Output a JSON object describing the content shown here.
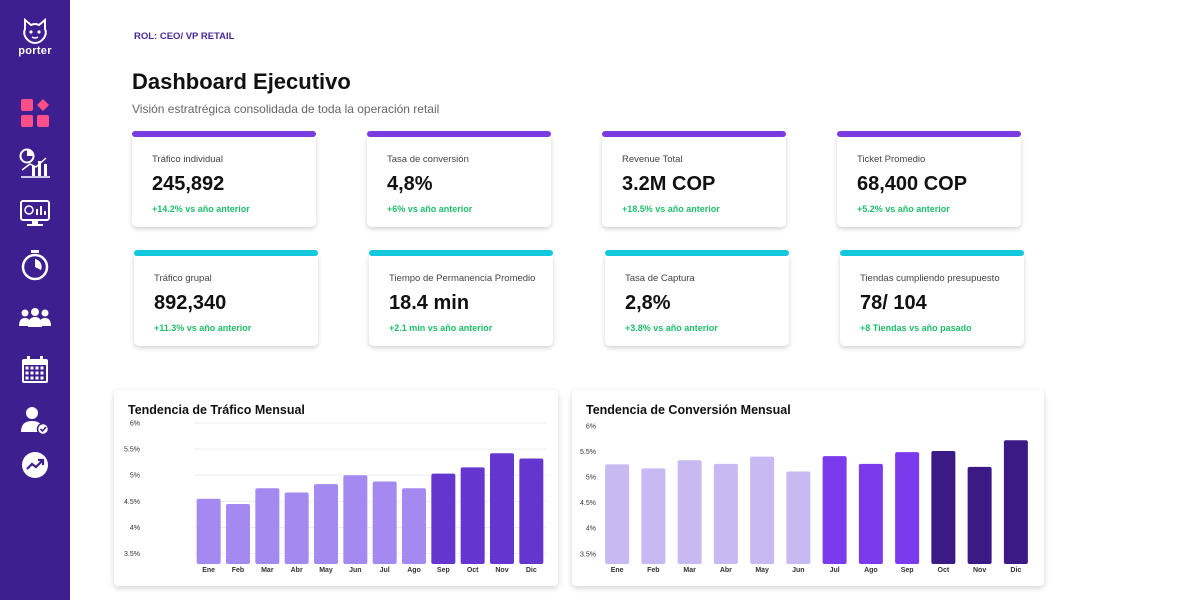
{
  "brand": {
    "name": "porter"
  },
  "sidebar": {
    "items": [
      {
        "name": "dashboard"
      },
      {
        "name": "analytics"
      },
      {
        "name": "monitor"
      },
      {
        "name": "timer"
      },
      {
        "name": "team"
      },
      {
        "name": "calendar"
      },
      {
        "name": "user-check"
      },
      {
        "name": "trend"
      }
    ]
  },
  "header": {
    "role": "ROL: CEO/ VP RETAIL",
    "title": "Dashboard Ejecutivo",
    "subtitle": "Visión estratrégica consolidada de toda la operación retail"
  },
  "colors": {
    "sidebar": "#3d1f8f",
    "purple_bar": "#7a3ce0",
    "cyan_bar": "#12c8dc",
    "positive": "#1fbf6a"
  },
  "kpis": [
    {
      "label": "Tráfico individual",
      "value": "245,892",
      "delta": "+14.2% vs año anterior"
    },
    {
      "label": "Tasa de conversión",
      "value": "4,8%",
      "delta": "+6% vs año anterior"
    },
    {
      "label": "Revenue Total",
      "value": "3.2M COP",
      "delta": "+18.5% vs año anterior"
    },
    {
      "label": "Ticket Promedio",
      "value": "68,400 COP",
      "delta": "+5.2% vs año anterior"
    },
    {
      "label": "Tráfico grupal",
      "value": "892,340",
      "delta": "+11.3% vs año anterior"
    },
    {
      "label": "Tiempo de Permanencia Promedio",
      "value": "18.4 min",
      "delta": "+2.1 min vs año anterior"
    },
    {
      "label": "Tasa de Captura",
      "value": "2,8%",
      "delta": "+3.8% vs año anterior"
    },
    {
      "label": "Tiendas cumpliendo presupuesto",
      "value": "78/ 104",
      "delta": "+8 Tiendas  vs año pasado"
    }
  ],
  "chart_data": [
    {
      "type": "bar",
      "title": "Tendencia de Tráfico Mensual",
      "categories": [
        "Ene",
        "Feb",
        "Mar",
        "Abr",
        "May",
        "Jun",
        "Jul",
        "Ago",
        "Sep",
        "Oct",
        "Nov",
        "Dic"
      ],
      "values": [
        4.55,
        4.45,
        4.75,
        4.67,
        4.83,
        5.0,
        4.88,
        4.75,
        5.03,
        5.15,
        5.42,
        5.32
      ],
      "yticks": [
        "6%",
        "5.5%",
        "5%",
        "4.5%",
        "4%",
        "3.5%"
      ],
      "ylim": [
        3.3,
        6.0
      ],
      "bar_colors": [
        "#a48af0",
        "#a48af0",
        "#a48af0",
        "#a48af0",
        "#a48af0",
        "#a48af0",
        "#a48af0",
        "#a48af0",
        "#6535d0",
        "#6535d0",
        "#6535d0",
        "#6535d0"
      ],
      "xlabel": "",
      "ylabel": "",
      "grid": true
    },
    {
      "type": "bar",
      "title": "Tendencia de Conversión Mensual",
      "categories": [
        "Ene",
        "Feb",
        "Mar",
        "Abr",
        "May",
        "Jun",
        "Jul",
        "Ago",
        "Sep",
        "Oct",
        "Nov",
        "Dic"
      ],
      "values": [
        5.25,
        5.17,
        5.33,
        5.26,
        5.4,
        5.11,
        5.41,
        5.26,
        5.49,
        5.51,
        5.2,
        5.72
      ],
      "yticks": [
        "6%",
        "5.5%",
        "5%",
        "4.5%",
        "4%",
        "3.5%"
      ],
      "ylim": [
        3.3,
        6.0
      ],
      "bar_colors": [
        "#c8b9f3",
        "#c8b9f3",
        "#c8b9f3",
        "#c8b9f3",
        "#c8b9f3",
        "#c8b9f3",
        "#7c3aed",
        "#7c3aed",
        "#7c3aed",
        "#3b1a86",
        "#3b1a86",
        "#3b1a86"
      ],
      "xlabel": "",
      "ylabel": "",
      "grid": false
    }
  ]
}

******

YOUR OBJECTIVE - Pull every line containing "Promedio" out of the data above.

THE OUTPUT -
      "label": "Ticket Promedio",
      "label": "Tiempo de Permanencia Promedio",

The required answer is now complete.